* start Provided information *

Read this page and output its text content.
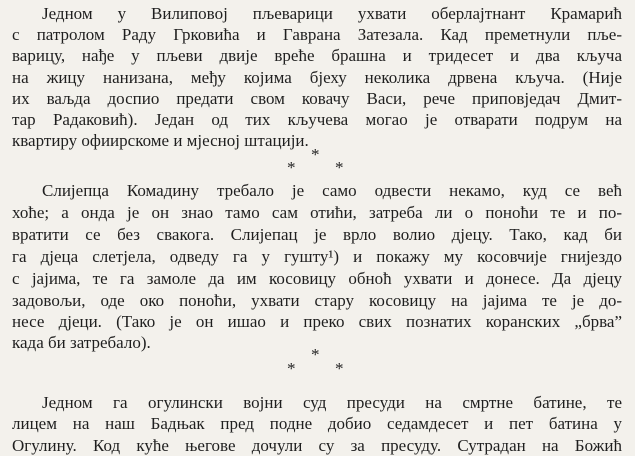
Једном у Вилиповој пљеварици ухвати оберлајтнант Крамарић
с патролом Раду Грковића и Гаврана Затезала. Кад преметнули пље-
варицу, нађе у пљеви двије врећe брашна и тридесет и два кључа
на жицу нанизана, међу којима бјеху неколика дрвена кључа. (Није
их ваљда доспио предати свом ковачу Васи, рече приповједач Дмит-
тар Радаковић). Један од тих кључева могао је отварати подрум на
квартиру офиирскоме и мјесној штацији.
*
* *
Слијепца Комадину требало је само одвести некамо, куд се већ
хоће; а онда је он знао тамо сам отићи, затреба ли о поноћи те и по-
вратити се без свакога. Слијепац је врло волио дјецу. Тако, кад би
га дјеца слетјела, одведу га у гушту¹) и покажу му косовчије гнијездо
с јајима, те га замоле да им косовицу обноћ ухвати и донесе. Да дјецу
задовољи, оде око поноћи, ухвати стару косовицу на јајима те је до-
несе дјеци. (Тако је он ишао и преко свих познатих коранских „брва”
када би затребало).
*
* *
Једном га огулински војни суд пресуди на смртне батине, те
лицем на наш Бадњак пред подне добио седамдесет и пет батина у
Огулину. Код куће његове дочули су за пресуду. Сутрадан на Божић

* end Provided information *

→ To be done
Check each line in the records for the word "косовицу" and say how many have it, with nothing else.

→ Response to the exercise
2